• What is required: Produce an exact transcription of the listing below, omitting the pictures.

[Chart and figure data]

........

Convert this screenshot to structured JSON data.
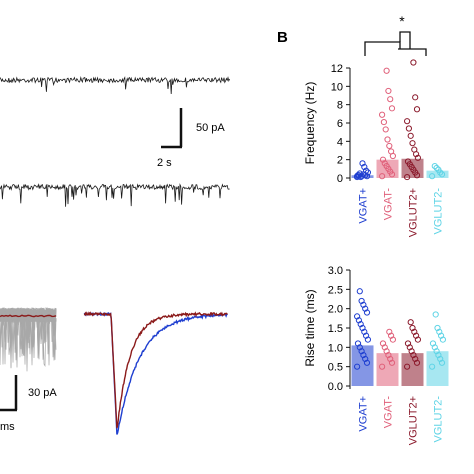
{
  "panel_label": "B",
  "significance_marker": "*",
  "scale_bars": {
    "top_amplitude": "50 pA",
    "top_time": "2 s",
    "bottom_amplitude": "30 pA",
    "bottom_time": "ms"
  },
  "colors": {
    "trace": "#1a1a1a",
    "overlay_gray": "#a8a8a8",
    "avg_red": "#8b1a1a",
    "vgat_pos": "#1f3fd0",
    "vgat_neg": "#e0607a",
    "vglut2_pos": "#8b1a2c",
    "vglut2_neg": "#5fd4e6"
  },
  "chart_data": [
    {
      "type": "bar",
      "categories": [
        "VGAT+",
        "VGAT-",
        "VGLUT2+",
        "VGLUT2-"
      ],
      "values": [
        0.3,
        2.0,
        2.1,
        0.8
      ],
      "ylabel": "Frequency (Hz)",
      "ylim": [
        0,
        12
      ],
      "yticks": [
        0,
        2,
        4,
        6,
        8,
        10,
        12
      ],
      "points": [
        [
          0.1,
          0.2,
          0.3,
          0.4,
          0.2,
          0.5,
          0.3,
          0.6,
          0.8,
          1.2,
          1.6,
          0.1,
          0.3,
          0.2
        ],
        [
          0.2,
          0.4,
          0.7,
          1.0,
          1.3,
          1.6,
          2.0,
          2.4,
          2.9,
          3.5,
          4.2,
          5.3,
          6.1,
          6.9,
          7.6,
          8.6,
          9.5,
          11.7
        ],
        [
          0.1,
          0.3,
          0.6,
          0.9,
          1.2,
          1.5,
          1.8,
          2.2,
          2.6,
          3.1,
          3.8,
          4.6,
          5.4,
          6.2,
          7.5,
          8.8,
          12.6
        ],
        [
          0.2,
          0.4,
          0.6,
          0.9,
          1.1,
          1.3
        ]
      ]
    },
    {
      "type": "bar",
      "categories": [
        "VGAT+",
        "VGAT-",
        "VGLUT2+",
        "VGLUT2-"
      ],
      "values": [
        1.05,
        0.85,
        0.85,
        0.9
      ],
      "ylabel": "Rise time (ms)",
      "ylim": [
        0,
        3.0
      ],
      "yticks": [
        "0.0",
        "0.5",
        "1.0",
        "1.5",
        "2.0",
        "2.5",
        "3.0"
      ],
      "points": [
        [
          0.5,
          0.6,
          0.7,
          0.8,
          0.9,
          1.0,
          1.1,
          1.2,
          1.3,
          1.4,
          1.5,
          1.6,
          1.7,
          1.8,
          1.9,
          2.0,
          2.1,
          2.2,
          2.45
        ],
        [
          0.5,
          0.6,
          0.7,
          0.8,
          0.9,
          1.0,
          1.1,
          1.2,
          1.3,
          1.4
        ],
        [
          0.5,
          0.6,
          0.7,
          0.8,
          0.9,
          1.0,
          1.1,
          1.2,
          1.3,
          1.4,
          1.5,
          1.65
        ],
        [
          0.5,
          0.6,
          0.7,
          0.8,
          0.9,
          1.0,
          1.1,
          1.2,
          1.3,
          1.4,
          1.5,
          1.85
        ]
      ]
    }
  ]
}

........

• Solution:
Convert this screenshot to structured JSON data.
{
  "panel_label": "B",
  "significance_marker": "*",
  "scale_bars": {
    "top_amplitude": "50 pA",
    "top_time": "2 s",
    "bottom_amplitude": "30 pA",
    "bottom_time": "ms"
  },
  "colors": {
    "trace": "#1a1a1a",
    "overlay_gray": "#a8a8a8",
    "avg_red": "#8b1a1a",
    "vgat_pos": "#1f3fd0",
    "vgat_neg": "#e0607a",
    "vglut2_pos": "#8b1a2c",
    "vglut2_neg": "#5fd4e6"
  },
  "chart_data": [
    {
      "type": "bar",
      "categories": [
        "VGAT+",
        "VGAT-",
        "VGLUT2+",
        "VGLUT2-"
      ],
      "values": [
        0.3,
        2.0,
        2.1,
        0.8
      ],
      "ylabel": "Frequency (Hz)",
      "ylim": [
        0,
        12
      ],
      "yticks": [
        0,
        2,
        4,
        6,
        8,
        10,
        12
      ],
      "points": [
        [
          0.1,
          0.2,
          0.3,
          0.4,
          0.2,
          0.5,
          0.3,
          0.6,
          0.8,
          1.2,
          1.6,
          0.1,
          0.3,
          0.2
        ],
        [
          0.2,
          0.4,
          0.7,
          1.0,
          1.3,
          1.6,
          2.0,
          2.4,
          2.9,
          3.5,
          4.2,
          5.3,
          6.1,
          6.9,
          7.6,
          8.6,
          9.5,
          11.7
        ],
        [
          0.1,
          0.3,
          0.6,
          0.9,
          1.2,
          1.5,
          1.8,
          2.2,
          2.6,
          3.1,
          3.8,
          4.6,
          5.4,
          6.2,
          7.5,
          8.8,
          12.6
        ],
        [
          0.2,
          0.4,
          0.6,
          0.9,
          1.1,
          1.3
        ]
      ]
    },
    {
      "type": "bar",
      "categories": [
        "VGAT+",
        "VGAT-",
        "VGLUT2+",
        "VGLUT2-"
      ],
      "values": [
        1.05,
        0.85,
        0.85,
        0.9
      ],
      "ylabel": "Rise time (ms)",
      "ylim": [
        0,
        3.0
      ],
      "yticks": [
        "0.0",
        "0.5",
        "1.0",
        "1.5",
        "2.0",
        "2.5",
        "3.0"
      ],
      "points": [
        [
          0.5,
          0.6,
          0.7,
          0.8,
          0.9,
          1.0,
          1.1,
          1.2,
          1.3,
          1.4,
          1.5,
          1.6,
          1.7,
          1.8,
          1.9,
          2.0,
          2.1,
          2.2,
          2.45
        ],
        [
          0.5,
          0.6,
          0.7,
          0.8,
          0.9,
          1.0,
          1.1,
          1.2,
          1.3,
          1.4
        ],
        [
          0.5,
          0.6,
          0.7,
          0.8,
          0.9,
          1.0,
          1.1,
          1.2,
          1.3,
          1.4,
          1.5,
          1.65
        ],
        [
          0.5,
          0.6,
          0.7,
          0.8,
          0.9,
          1.0,
          1.1,
          1.2,
          1.3,
          1.4,
          1.5,
          1.85
        ]
      ]
    }
  ]
}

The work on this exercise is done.